From the listing below, pull out the lines that hold "JSON".

Records from a collection of figures
::::

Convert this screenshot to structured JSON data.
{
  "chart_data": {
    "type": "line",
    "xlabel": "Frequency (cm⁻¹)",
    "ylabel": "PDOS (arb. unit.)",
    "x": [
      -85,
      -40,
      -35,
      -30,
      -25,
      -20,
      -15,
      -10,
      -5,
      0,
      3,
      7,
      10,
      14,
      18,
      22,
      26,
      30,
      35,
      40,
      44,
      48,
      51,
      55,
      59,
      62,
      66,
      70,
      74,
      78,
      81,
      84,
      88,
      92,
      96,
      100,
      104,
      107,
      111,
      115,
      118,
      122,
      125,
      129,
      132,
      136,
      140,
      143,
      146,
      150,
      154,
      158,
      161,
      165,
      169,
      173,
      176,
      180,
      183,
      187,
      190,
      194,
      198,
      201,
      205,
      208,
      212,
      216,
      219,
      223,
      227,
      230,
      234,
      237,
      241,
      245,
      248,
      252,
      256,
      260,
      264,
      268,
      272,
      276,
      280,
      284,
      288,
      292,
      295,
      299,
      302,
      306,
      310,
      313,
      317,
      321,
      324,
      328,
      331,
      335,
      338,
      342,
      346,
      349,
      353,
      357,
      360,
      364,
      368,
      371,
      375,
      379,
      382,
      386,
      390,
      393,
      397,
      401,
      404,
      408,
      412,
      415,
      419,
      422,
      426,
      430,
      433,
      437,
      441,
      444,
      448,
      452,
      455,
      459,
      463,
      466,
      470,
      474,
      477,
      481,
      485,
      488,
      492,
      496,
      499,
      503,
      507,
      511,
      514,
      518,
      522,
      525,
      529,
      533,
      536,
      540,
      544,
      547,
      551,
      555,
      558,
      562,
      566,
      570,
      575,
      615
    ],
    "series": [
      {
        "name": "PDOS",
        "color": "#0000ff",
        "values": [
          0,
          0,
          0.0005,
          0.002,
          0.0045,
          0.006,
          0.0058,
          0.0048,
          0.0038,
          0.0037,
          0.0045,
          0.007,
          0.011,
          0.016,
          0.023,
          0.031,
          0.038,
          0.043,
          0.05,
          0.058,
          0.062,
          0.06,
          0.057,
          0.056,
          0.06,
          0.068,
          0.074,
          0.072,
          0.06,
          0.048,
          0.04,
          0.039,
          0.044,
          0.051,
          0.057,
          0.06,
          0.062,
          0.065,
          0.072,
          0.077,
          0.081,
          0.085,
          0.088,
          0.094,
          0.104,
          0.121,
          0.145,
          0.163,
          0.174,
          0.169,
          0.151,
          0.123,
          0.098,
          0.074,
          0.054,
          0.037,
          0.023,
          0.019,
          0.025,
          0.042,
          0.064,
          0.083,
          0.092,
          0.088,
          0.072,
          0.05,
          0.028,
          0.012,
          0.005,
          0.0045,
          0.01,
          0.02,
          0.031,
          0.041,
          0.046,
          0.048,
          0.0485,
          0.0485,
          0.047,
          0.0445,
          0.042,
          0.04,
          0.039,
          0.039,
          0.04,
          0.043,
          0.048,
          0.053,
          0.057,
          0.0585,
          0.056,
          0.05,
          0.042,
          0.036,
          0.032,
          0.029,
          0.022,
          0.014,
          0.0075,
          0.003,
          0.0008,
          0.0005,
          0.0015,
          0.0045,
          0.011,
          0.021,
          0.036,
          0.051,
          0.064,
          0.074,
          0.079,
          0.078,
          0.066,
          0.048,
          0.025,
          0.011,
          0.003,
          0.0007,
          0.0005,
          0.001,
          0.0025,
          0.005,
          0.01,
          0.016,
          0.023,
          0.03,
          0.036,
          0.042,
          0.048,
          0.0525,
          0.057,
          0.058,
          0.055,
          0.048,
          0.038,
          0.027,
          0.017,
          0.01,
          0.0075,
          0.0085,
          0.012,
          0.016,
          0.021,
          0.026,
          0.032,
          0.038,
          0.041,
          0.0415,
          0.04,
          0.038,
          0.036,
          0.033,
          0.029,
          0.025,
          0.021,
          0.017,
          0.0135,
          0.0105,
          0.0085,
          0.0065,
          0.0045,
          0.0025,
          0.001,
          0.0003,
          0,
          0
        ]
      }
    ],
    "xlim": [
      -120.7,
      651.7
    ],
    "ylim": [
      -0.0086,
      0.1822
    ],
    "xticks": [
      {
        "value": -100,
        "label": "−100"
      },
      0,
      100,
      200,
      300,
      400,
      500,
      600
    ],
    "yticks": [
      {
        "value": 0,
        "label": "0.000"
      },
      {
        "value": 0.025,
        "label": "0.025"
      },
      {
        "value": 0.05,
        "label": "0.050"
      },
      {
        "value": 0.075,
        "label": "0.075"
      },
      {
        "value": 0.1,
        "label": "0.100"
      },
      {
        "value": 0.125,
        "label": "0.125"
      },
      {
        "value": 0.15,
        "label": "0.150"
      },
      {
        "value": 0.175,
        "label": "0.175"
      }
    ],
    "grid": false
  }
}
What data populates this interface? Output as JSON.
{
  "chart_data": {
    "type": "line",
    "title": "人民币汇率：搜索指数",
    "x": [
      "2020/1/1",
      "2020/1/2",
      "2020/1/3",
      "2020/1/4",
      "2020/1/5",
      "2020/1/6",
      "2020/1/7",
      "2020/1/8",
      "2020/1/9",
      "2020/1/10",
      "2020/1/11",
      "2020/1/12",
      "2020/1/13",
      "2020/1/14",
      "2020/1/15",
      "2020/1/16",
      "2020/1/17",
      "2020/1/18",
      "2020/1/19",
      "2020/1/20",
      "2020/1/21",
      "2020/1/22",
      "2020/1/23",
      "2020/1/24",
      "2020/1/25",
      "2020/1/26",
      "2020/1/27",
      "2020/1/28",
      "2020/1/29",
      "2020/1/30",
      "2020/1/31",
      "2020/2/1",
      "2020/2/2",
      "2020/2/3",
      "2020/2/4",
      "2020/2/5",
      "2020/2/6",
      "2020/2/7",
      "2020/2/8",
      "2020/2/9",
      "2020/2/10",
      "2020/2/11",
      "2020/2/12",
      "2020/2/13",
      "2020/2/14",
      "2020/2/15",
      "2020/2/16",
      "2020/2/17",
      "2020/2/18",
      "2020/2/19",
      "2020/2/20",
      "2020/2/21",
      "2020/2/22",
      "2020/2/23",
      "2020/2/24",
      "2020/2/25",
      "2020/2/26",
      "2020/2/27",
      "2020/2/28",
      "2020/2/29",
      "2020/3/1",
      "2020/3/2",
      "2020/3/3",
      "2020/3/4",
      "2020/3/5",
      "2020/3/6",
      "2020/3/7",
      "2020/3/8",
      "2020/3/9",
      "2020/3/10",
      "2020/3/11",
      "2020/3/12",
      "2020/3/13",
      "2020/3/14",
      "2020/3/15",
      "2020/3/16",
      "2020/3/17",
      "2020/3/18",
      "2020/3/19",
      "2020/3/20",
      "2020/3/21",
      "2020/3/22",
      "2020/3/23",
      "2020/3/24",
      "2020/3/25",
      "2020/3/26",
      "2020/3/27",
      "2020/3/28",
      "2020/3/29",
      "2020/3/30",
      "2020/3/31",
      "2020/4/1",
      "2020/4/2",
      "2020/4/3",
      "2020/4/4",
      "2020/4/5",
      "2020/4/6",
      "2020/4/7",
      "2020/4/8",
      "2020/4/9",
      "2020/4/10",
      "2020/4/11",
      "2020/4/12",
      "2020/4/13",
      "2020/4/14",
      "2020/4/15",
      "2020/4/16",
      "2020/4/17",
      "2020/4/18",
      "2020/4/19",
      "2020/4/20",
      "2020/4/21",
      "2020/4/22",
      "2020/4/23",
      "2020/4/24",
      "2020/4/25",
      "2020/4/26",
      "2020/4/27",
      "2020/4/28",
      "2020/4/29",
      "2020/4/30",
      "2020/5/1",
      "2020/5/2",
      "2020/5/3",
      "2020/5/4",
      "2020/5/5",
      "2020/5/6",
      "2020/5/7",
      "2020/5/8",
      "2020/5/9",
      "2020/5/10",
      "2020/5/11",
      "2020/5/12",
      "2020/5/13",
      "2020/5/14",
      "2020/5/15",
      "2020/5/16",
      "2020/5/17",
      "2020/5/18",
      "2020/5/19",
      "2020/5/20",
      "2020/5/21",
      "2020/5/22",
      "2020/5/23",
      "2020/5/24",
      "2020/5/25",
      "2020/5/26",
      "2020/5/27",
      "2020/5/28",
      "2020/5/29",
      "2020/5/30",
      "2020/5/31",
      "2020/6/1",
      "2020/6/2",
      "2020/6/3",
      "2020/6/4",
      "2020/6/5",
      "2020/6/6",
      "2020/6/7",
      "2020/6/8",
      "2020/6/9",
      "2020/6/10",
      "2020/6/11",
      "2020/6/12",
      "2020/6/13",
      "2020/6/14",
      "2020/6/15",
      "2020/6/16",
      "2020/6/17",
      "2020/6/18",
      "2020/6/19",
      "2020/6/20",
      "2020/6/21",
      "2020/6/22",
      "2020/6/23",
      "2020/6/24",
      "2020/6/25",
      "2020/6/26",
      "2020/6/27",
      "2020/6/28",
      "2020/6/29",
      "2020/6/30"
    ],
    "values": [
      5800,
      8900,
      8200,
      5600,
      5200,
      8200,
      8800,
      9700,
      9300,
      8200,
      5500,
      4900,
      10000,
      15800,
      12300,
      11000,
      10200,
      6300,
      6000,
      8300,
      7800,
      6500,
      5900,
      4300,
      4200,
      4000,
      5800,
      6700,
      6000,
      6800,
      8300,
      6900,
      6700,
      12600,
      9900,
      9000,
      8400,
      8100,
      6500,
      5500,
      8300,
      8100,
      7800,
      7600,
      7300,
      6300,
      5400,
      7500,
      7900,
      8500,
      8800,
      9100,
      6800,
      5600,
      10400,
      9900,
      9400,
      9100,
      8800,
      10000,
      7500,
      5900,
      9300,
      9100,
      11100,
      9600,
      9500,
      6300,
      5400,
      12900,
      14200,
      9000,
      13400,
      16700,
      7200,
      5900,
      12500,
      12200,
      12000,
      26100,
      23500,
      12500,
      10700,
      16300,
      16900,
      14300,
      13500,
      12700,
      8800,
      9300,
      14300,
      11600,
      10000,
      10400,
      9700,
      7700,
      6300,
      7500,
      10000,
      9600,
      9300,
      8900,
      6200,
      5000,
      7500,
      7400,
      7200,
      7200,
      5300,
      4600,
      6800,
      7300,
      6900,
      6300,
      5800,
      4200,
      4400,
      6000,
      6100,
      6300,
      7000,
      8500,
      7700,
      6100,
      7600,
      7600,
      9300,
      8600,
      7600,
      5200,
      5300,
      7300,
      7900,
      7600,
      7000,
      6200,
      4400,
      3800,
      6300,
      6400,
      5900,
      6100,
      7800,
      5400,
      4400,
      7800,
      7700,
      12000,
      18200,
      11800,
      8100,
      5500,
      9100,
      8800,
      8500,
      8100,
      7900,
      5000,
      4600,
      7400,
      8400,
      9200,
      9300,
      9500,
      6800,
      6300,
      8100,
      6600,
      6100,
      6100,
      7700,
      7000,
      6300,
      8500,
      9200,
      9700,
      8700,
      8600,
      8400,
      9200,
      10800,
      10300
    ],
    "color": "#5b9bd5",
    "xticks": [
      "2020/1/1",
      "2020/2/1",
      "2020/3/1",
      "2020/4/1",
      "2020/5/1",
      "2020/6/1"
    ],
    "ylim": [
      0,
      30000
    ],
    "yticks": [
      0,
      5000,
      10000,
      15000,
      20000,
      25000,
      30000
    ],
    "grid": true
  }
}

::::

[RESULT BELOW]
Convert this screenshot to structured JSON data.
What data populates this interface? Output as JSON.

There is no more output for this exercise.